What is asked: In the passage below on detecting the rotational angle of a rotor, what number of poles does the method of JP-2013-002835-A limit a brushless motor to?
>> start Text provided
Description of the Related Art
As a method of detecting an angle of a rotor such as a brushless motor, there is a method of using a magetoelectric transducer such as hall elements producing a signal having an amplitude in accordance with a magnetic field applied. Japanese published unexamined application No. JP-2013-002835-A discloses a method of determining an angle of a rotor generating a magnetic field with a magetoelectric transducer, based on an amplitude of a signal produced in accordance with a rotational angle of the rotor.
In order to reduce an angle error due to due to eccentricity of a rotor, Japanese published unexamined application No. JP-2013-002835-A also discloses a rotor including a magnet having a maximum length in a magnetization direction shorter than a maximum length in a direction perpendicular to a rotational axis of the rotor and the magnetization direction.
In detecting a rotational position of a rotor, it is important to consider an error of the rotor. When the method disclosed in Japanese published unexamined application No. JP-2013-002835-A is used, a design of the rotor is limited. Particularly, the brushless motor is required to increase the number of poles. However, the method disclosed in Japanese published unexamined application No. JP-2013-002835-A limits the number to two.
Accordingly, one object of the present invention is to provide detection of rotational position of a rotor in consideration of an error due to eccentricity thereof without a limit on the design thereof.
Another object of the present invention is to provide a method of the detection.
These objects and other objects of the present invention, either individually or collectively, have been satisfied by the discovery of a rotation detector detecting rotation of a rotor, based on a signal produced according to rotation of the rotor, having a waveform according to a rotational cycle thereof, including a signal obtaining unit to obtain two signals having phases different from each other; a vector operating unit to determine a vector according to a rotational angle of the rotor, based on the two signals; and a rotation detecting unit to detect rotation of the rotor, based on the vector, wherein the two signals are produced from two elements located at positions farthest in a rotational angle of the rotor among plural rotation detecting elements located at positions different from each other.
>> end Text provided
>> start Data shown
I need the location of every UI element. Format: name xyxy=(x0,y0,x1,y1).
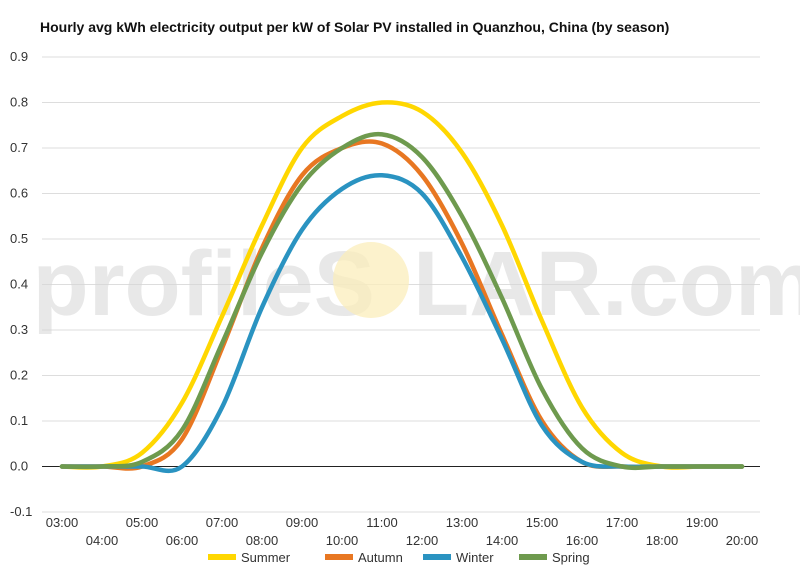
x-tick-label: 16:00 xyxy=(566,533,599,548)
y-axis-labels: -0.1 0.0 0.1 0.2 0.3 0.4 0.5 0.6 0.7 0.8 0.9 xyxy=(10,49,32,519)
x-tick-label: 11:00 xyxy=(366,515,398,530)
y-tick-label: 0.6 xyxy=(10,186,28,201)
legend-label: Winter xyxy=(456,550,494,565)
legend-swatch xyxy=(325,554,353,560)
x-tick-label: 08:00 xyxy=(246,533,279,548)
legend-swatch xyxy=(519,554,547,560)
y-tick-label: 0.7 xyxy=(10,140,28,155)
legend: Summer Autumn Winter Spring xyxy=(208,550,590,565)
watermark-text-left: profileS xyxy=(33,233,375,335)
y-tick-label: 0.4 xyxy=(10,277,28,292)
y-tick-label: 0.3 xyxy=(10,322,28,337)
y-tick-label: 0.9 xyxy=(10,49,28,64)
chart-title: Hourly avg kWh electricity output per kW… xyxy=(40,19,670,35)
x-tick-label: 04:00 xyxy=(86,533,119,548)
x-tick-label: 10:00 xyxy=(326,533,359,548)
x-tick-label: 14:00 xyxy=(486,533,519,548)
x-tick-label: 15:00 xyxy=(526,515,559,530)
x-tick-label: 06:00 xyxy=(166,533,199,548)
x-tick-label: 05:00 xyxy=(126,515,159,530)
x-tick-label: 17:00 xyxy=(606,515,639,530)
x-axis-labels: 03:00 04:00 05:00 06:00 07:00 08:00 09:00 10:00… xyxy=(46,515,759,548)
y-tick-label: 0.5 xyxy=(10,231,28,246)
x-tick-label: 07:00 xyxy=(206,515,239,530)
x-tick-label: 09:00 xyxy=(286,515,319,530)
watermark-sun-icon xyxy=(333,242,409,318)
series-lines xyxy=(59,100,745,474)
watermark: profileS LAR.com xyxy=(33,233,800,335)
x-tick-label: 18:00 xyxy=(646,533,679,548)
legend-swatch xyxy=(423,554,451,560)
y-tick-label: 0.1 xyxy=(10,413,28,428)
series-line-spring xyxy=(59,131,745,471)
x-tick-label: 20:00 xyxy=(726,533,759,548)
legend-label: Summer xyxy=(241,550,291,565)
y-tick-label: 0.8 xyxy=(10,95,28,110)
watermark-text-right: LAR.com xyxy=(413,233,800,335)
series-line-summer xyxy=(59,100,745,470)
x-tick-label: 12:00 xyxy=(406,533,439,548)
legend-label: Autumn xyxy=(358,550,403,565)
legend-swatch xyxy=(208,554,236,560)
y-tick-label: 0.0 xyxy=(10,459,28,474)
x-tick-label: 13:00 xyxy=(446,515,479,530)
y-tick-label: 0.2 xyxy=(10,368,28,383)
y-tick-label: -0.1 xyxy=(10,504,32,519)
legend-label: Spring xyxy=(552,550,590,565)
x-tick-label: 19:00 xyxy=(686,515,719,530)
x-tick-label: 03:00 xyxy=(46,515,79,530)
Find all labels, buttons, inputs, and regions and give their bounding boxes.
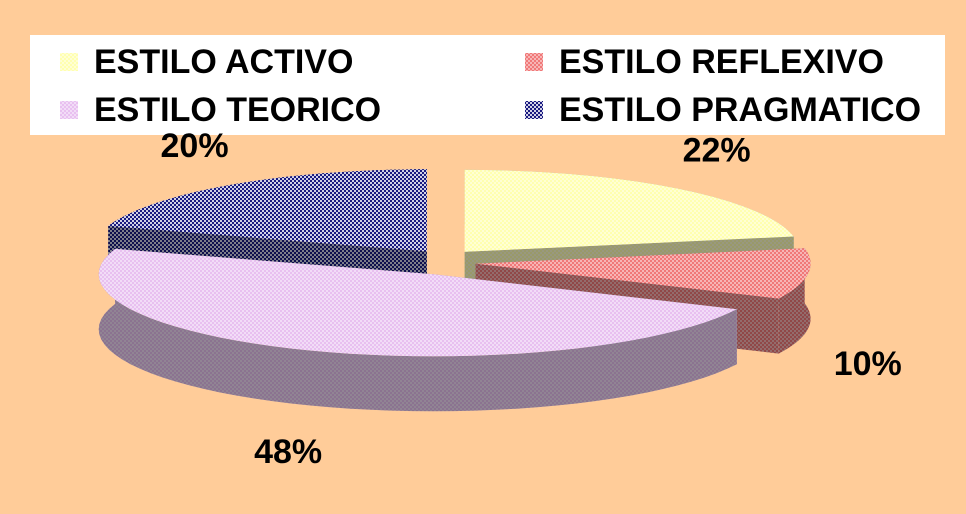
- value-label: 48%: [254, 433, 322, 471]
- slice-side: [98, 248, 737, 412]
- value-label: 22%: [683, 131, 751, 169]
- slice-shade: [778, 248, 811, 354]
- value-label: 10%: [834, 345, 902, 383]
- legend-swatch: [525, 101, 543, 119]
- slice: [98, 248, 737, 412]
- legend-label: ESTILO PRAGMATICO: [559, 91, 921, 129]
- legend-box: [30, 35, 945, 135]
- slice-top: [475, 248, 811, 299]
- slice-shade: [98, 248, 737, 412]
- legend-label: ESTILO REFLEXIVO: [559, 43, 884, 81]
- slice-top: [108, 169, 427, 252]
- legend-swatch: [60, 53, 78, 71]
- legend-swatch: [60, 101, 78, 119]
- value-label: 20%: [161, 127, 229, 165]
- slice-side: [778, 248, 811, 354]
- legend-label: ESTILO ACTIVO: [94, 43, 353, 81]
- slice-top: [464, 169, 794, 252]
- legend-label: ESTILO TEORICO: [94, 91, 381, 129]
- legend-swatch: [525, 53, 543, 71]
- slice-top: [98, 248, 737, 357]
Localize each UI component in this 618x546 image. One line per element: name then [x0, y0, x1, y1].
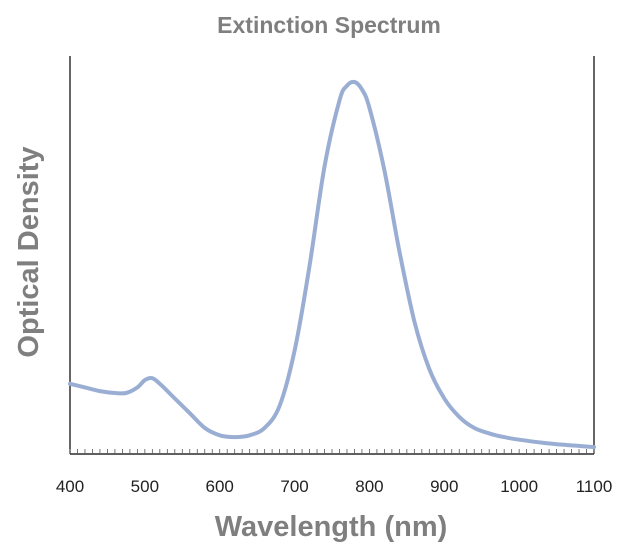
- x-tick-label: 700: [280, 477, 308, 496]
- x-tick-label: 600: [206, 477, 234, 496]
- x-tick-label: 500: [131, 477, 159, 496]
- x-tick-label: 400: [56, 477, 84, 496]
- x-tick-label: 1100: [576, 477, 613, 496]
- chart-title: Extinction Spectrum: [217, 12, 441, 38]
- spectrum-line: [68, 79, 596, 450]
- x-tick-label: 900: [430, 477, 458, 496]
- x-tick-labels: 400 500 600 700 800 900 1000 1100: [56, 477, 612, 496]
- x-tick-label: 1000: [500, 477, 538, 496]
- x-axis-label: Wavelength (nm): [215, 511, 448, 543]
- y-axis-label: Optical Density: [13, 146, 45, 357]
- x-minor-ticks: [69, 449, 595, 454]
- x-tick-label: 800: [355, 477, 383, 496]
- plot-axes: [69, 56, 595, 455]
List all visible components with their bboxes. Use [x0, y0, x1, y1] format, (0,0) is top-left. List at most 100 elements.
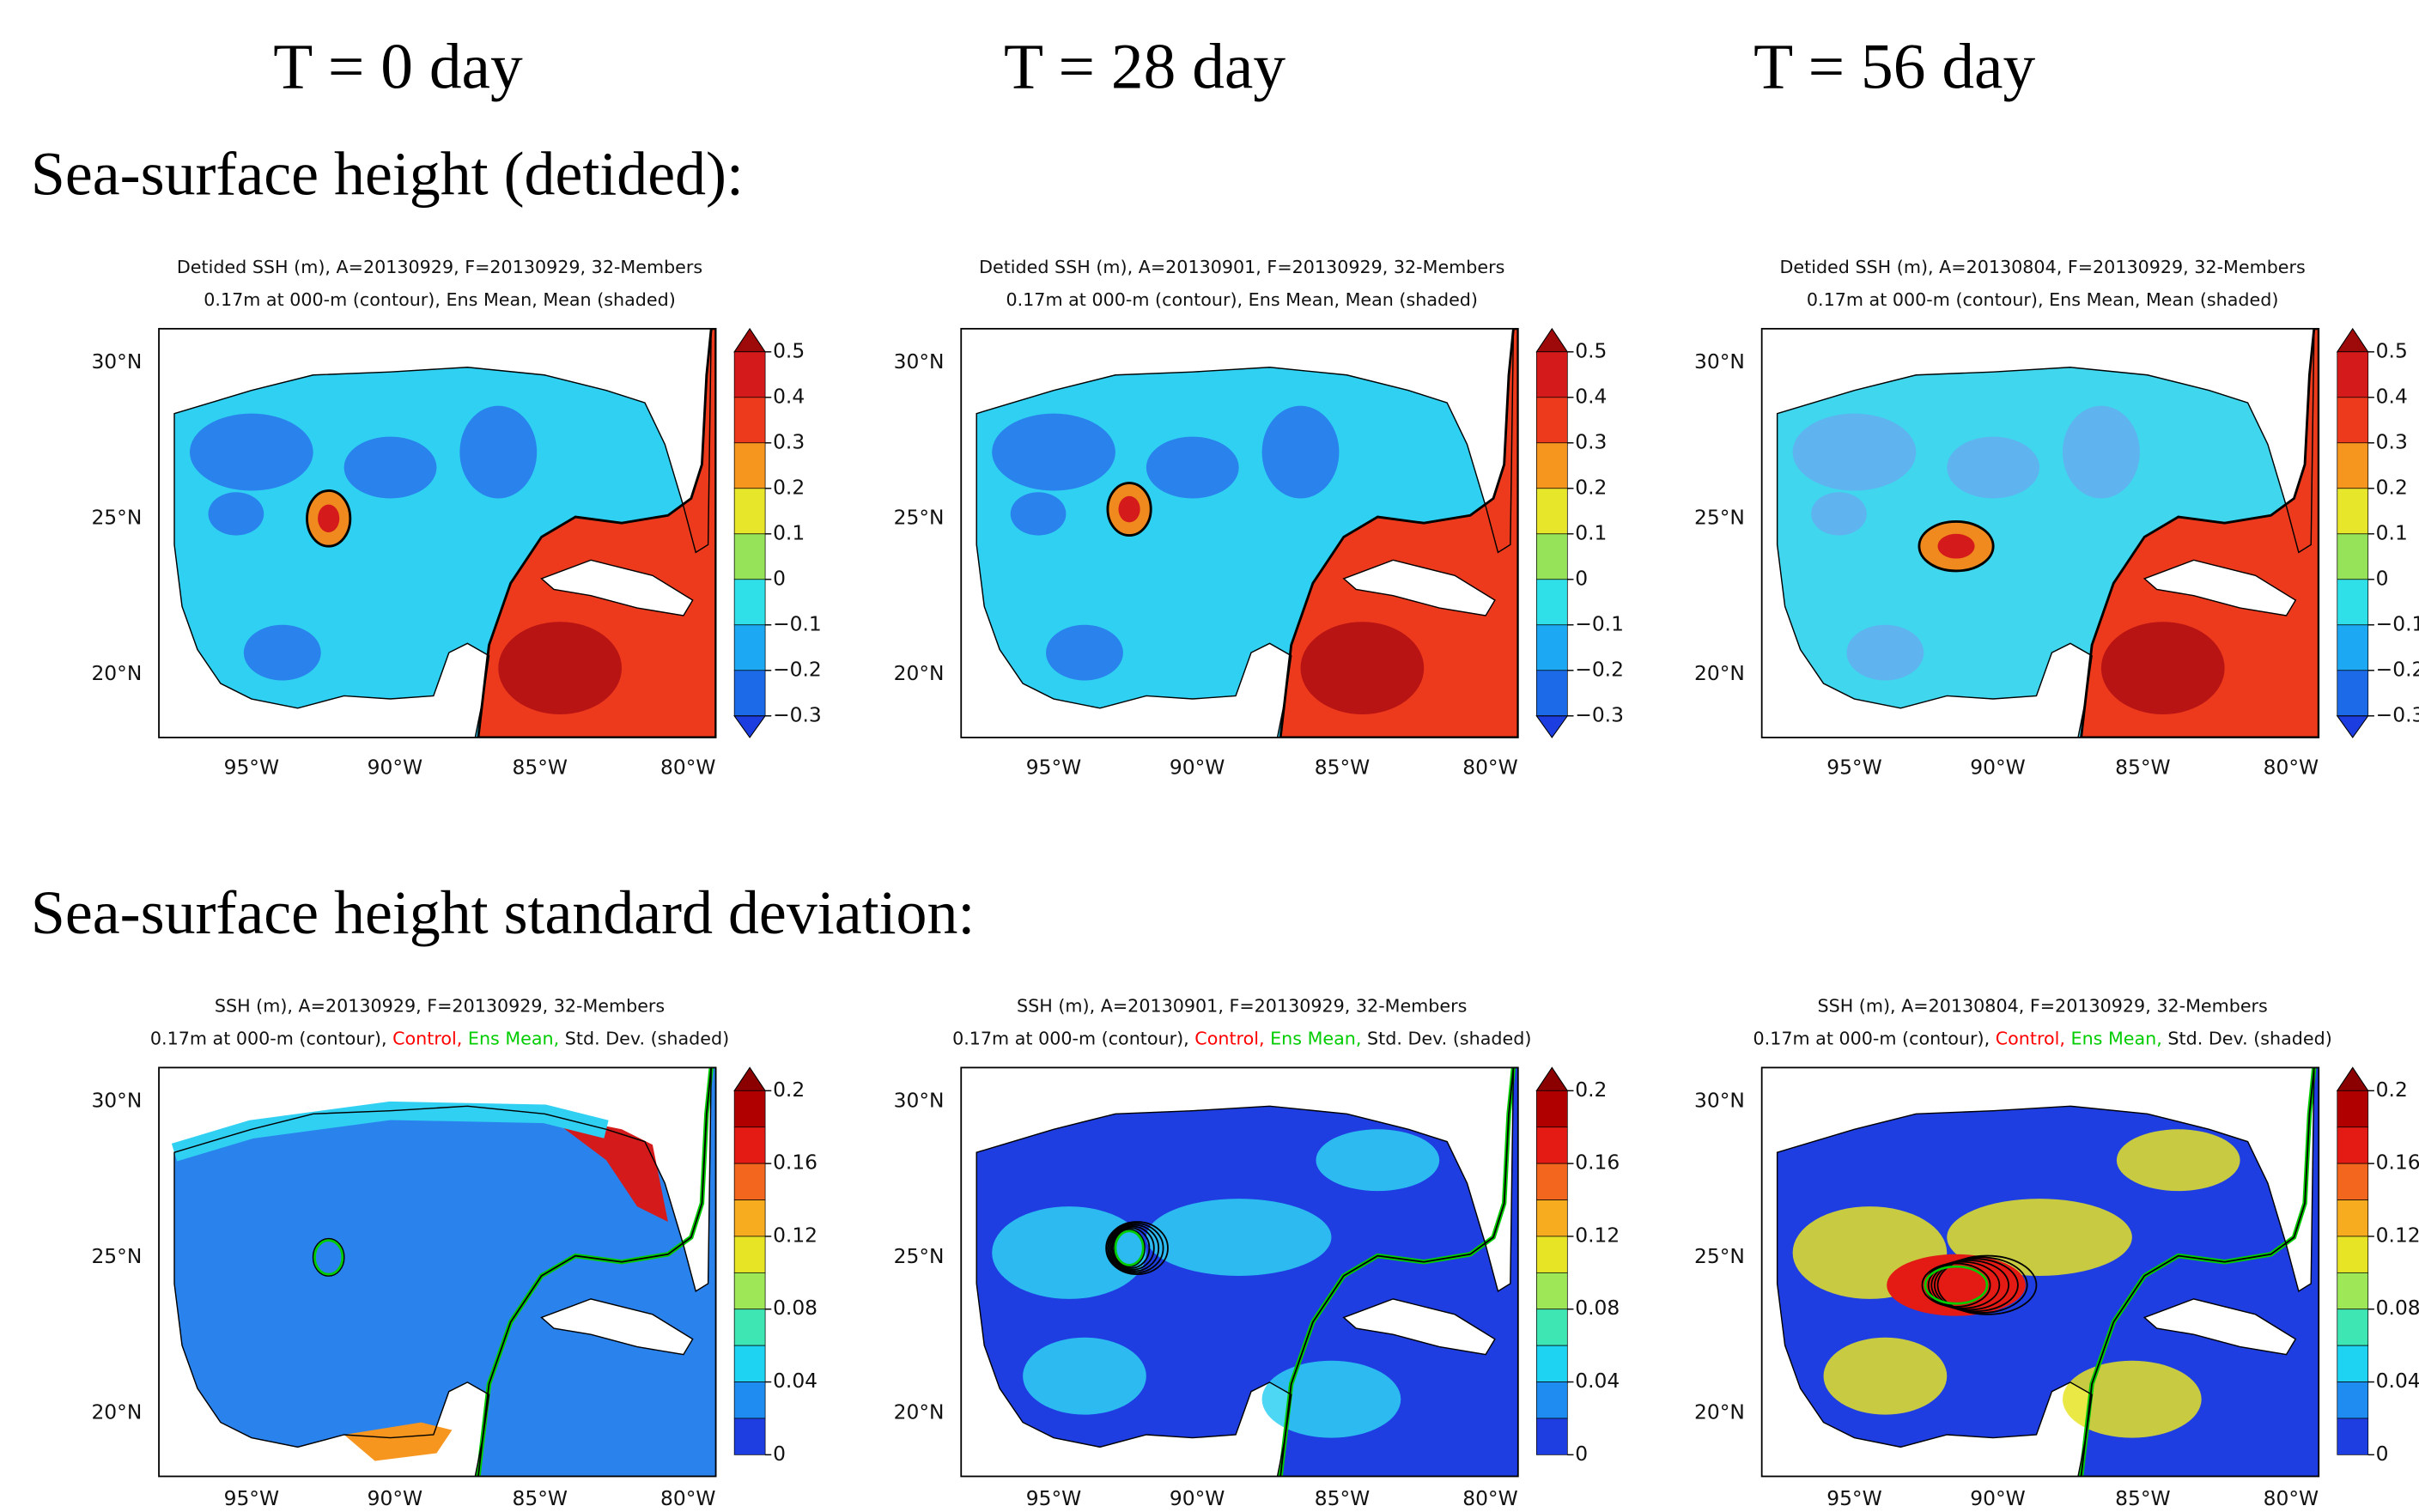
eddy-contour — [1111, 1227, 1151, 1269]
variance — [2062, 1360, 2202, 1438]
colorbar-band — [1536, 1090, 1568, 1128]
colorbar-label: 0.1 — [1575, 520, 1607, 544]
lat-label: 30°N — [894, 1088, 945, 1112]
colorbar-band — [1536, 488, 1568, 535]
colorbar-label: 0.04 — [1575, 1369, 1620, 1393]
colorbar-band — [1536, 670, 1568, 717]
variance — [1023, 1337, 1146, 1415]
variance — [1261, 1360, 1401, 1438]
map-frame — [1760, 327, 2320, 738]
colorbar-label: 0 — [1575, 566, 1588, 590]
subtitle-part: Control, — [1194, 1028, 1264, 1048]
lon-label: 95°W — [1026, 755, 1081, 779]
low-anomaly — [2062, 405, 2140, 499]
colorbar-band — [733, 579, 766, 626]
colorbar-label: 0.16 — [2376, 1151, 2419, 1175]
colorbar-label: −0.1 — [773, 611, 822, 635]
eddy-contour — [1108, 1224, 1160, 1272]
map — [1760, 1066, 2320, 1478]
low-anomaly — [1846, 624, 1924, 681]
lon-label: 80°W — [660, 1486, 715, 1510]
shelf — [544, 1114, 668, 1223]
eddy-contour — [1936, 1254, 2038, 1315]
lat-label: 20°N — [894, 661, 945, 685]
colorbar-band — [733, 488, 766, 535]
low-anomaly — [1046, 624, 1123, 681]
colorbar-band — [2337, 397, 2369, 444]
colorbar-band — [2337, 579, 2369, 626]
low-anomaly — [208, 492, 264, 536]
colorbar-over — [1535, 1066, 1569, 1091]
colorbar-label: 0.5 — [2376, 338, 2408, 362]
eddy-contour — [1927, 1260, 2010, 1311]
colorbar-band — [733, 397, 766, 444]
lon-label: 90°W — [368, 1486, 422, 1510]
colorbar-band — [733, 351, 766, 398]
lat-label: 30°N — [91, 349, 142, 373]
low-anomaly — [1811, 492, 1867, 536]
subtitle-part: 0.17m at 000-m (contour), Ens Mean, Mean… — [1807, 289, 2279, 310]
colorbar-label: 0.3 — [773, 429, 805, 453]
cuba — [1342, 1298, 1496, 1356]
colorbar-label: 0.5 — [773, 338, 805, 362]
lat-label: 25°N — [91, 505, 142, 529]
map-frame — [1760, 1066, 2320, 1478]
lat-label: 25°N — [894, 1244, 945, 1268]
lon-label: 85°W — [2115, 1486, 2170, 1510]
eddy-contour — [1113, 1229, 1146, 1268]
colorbar-label: 0.3 — [2376, 429, 2408, 453]
panel-subtitle: 0.17m at 000-m (contour), Control, Ens M… — [1753, 1028, 2331, 1048]
colorbar-label: 0.2 — [2376, 475, 2408, 499]
subtitle-part: Std. Dev. (shaded) — [2162, 1028, 2332, 1048]
column-header: T = 56 day — [1753, 32, 2035, 103]
colorbar-label: 0.04 — [773, 1369, 817, 1393]
low-anomaly — [243, 624, 321, 681]
colorbar-over — [2336, 327, 2369, 353]
lat-label: 25°N — [1694, 1244, 1745, 1268]
shelf — [343, 1422, 453, 1461]
eddy-contour — [1930, 1258, 2019, 1313]
colorbar-label: 0.16 — [1575, 1151, 1620, 1175]
colorbar-label: 0.08 — [2376, 1296, 2419, 1320]
colorbar-under — [733, 715, 767, 738]
colorbar-under — [1535, 715, 1569, 738]
warm-core — [1300, 622, 1425, 714]
colorbar-band — [733, 1381, 766, 1419]
colorbar-label: 0.3 — [1575, 429, 1607, 453]
colorbar-band — [1536, 1236, 1568, 1273]
colorbar-band — [733, 1272, 766, 1310]
subtitle-part: 0.17m at 000-m (contour), Ens Mean, Mean… — [1006, 289, 1478, 310]
colorbar-band — [1536, 1199, 1568, 1237]
colorbar-band — [1536, 442, 1568, 489]
map-field — [1761, 1067, 2319, 1477]
variance — [1316, 1129, 1440, 1192]
subtitle-part: 0.17m at 000-m (contour), — [952, 1028, 1194, 1048]
colorbar-label: −0.1 — [1575, 611, 1624, 635]
low-anomaly — [459, 405, 538, 499]
variance — [1823, 1337, 1948, 1415]
colorbar-band — [1536, 1381, 1568, 1419]
colorbar-band — [733, 1345, 766, 1382]
map-frame — [158, 327, 717, 738]
eddy-contour — [1921, 1262, 1991, 1308]
map — [1760, 327, 2320, 738]
lat-label: 20°N — [91, 661, 142, 685]
colorbar-band — [2337, 1199, 2369, 1237]
lat-label: 30°N — [894, 349, 945, 373]
map — [158, 327, 717, 738]
map-field — [961, 1067, 1518, 1477]
colorbar-band — [733, 533, 766, 580]
cuba — [2142, 559, 2297, 616]
lon-label: 80°W — [1462, 1486, 1517, 1510]
colorbar-band — [2337, 1163, 2369, 1200]
subtitle-part: Control, — [1996, 1028, 2065, 1048]
colorbar-band — [2337, 533, 2369, 580]
current-path — [477, 1067, 713, 1477]
colorbar-band — [733, 1126, 766, 1164]
colorbar-over — [1535, 327, 1569, 353]
colorbar-band — [1536, 1163, 1568, 1200]
lon-label: 85°W — [513, 755, 568, 779]
colorbar-band — [733, 1309, 766, 1346]
colorbar-band — [2337, 1126, 2369, 1164]
colorbar-label: 0.08 — [1575, 1296, 1620, 1320]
>> end Data shown
Full response: Two.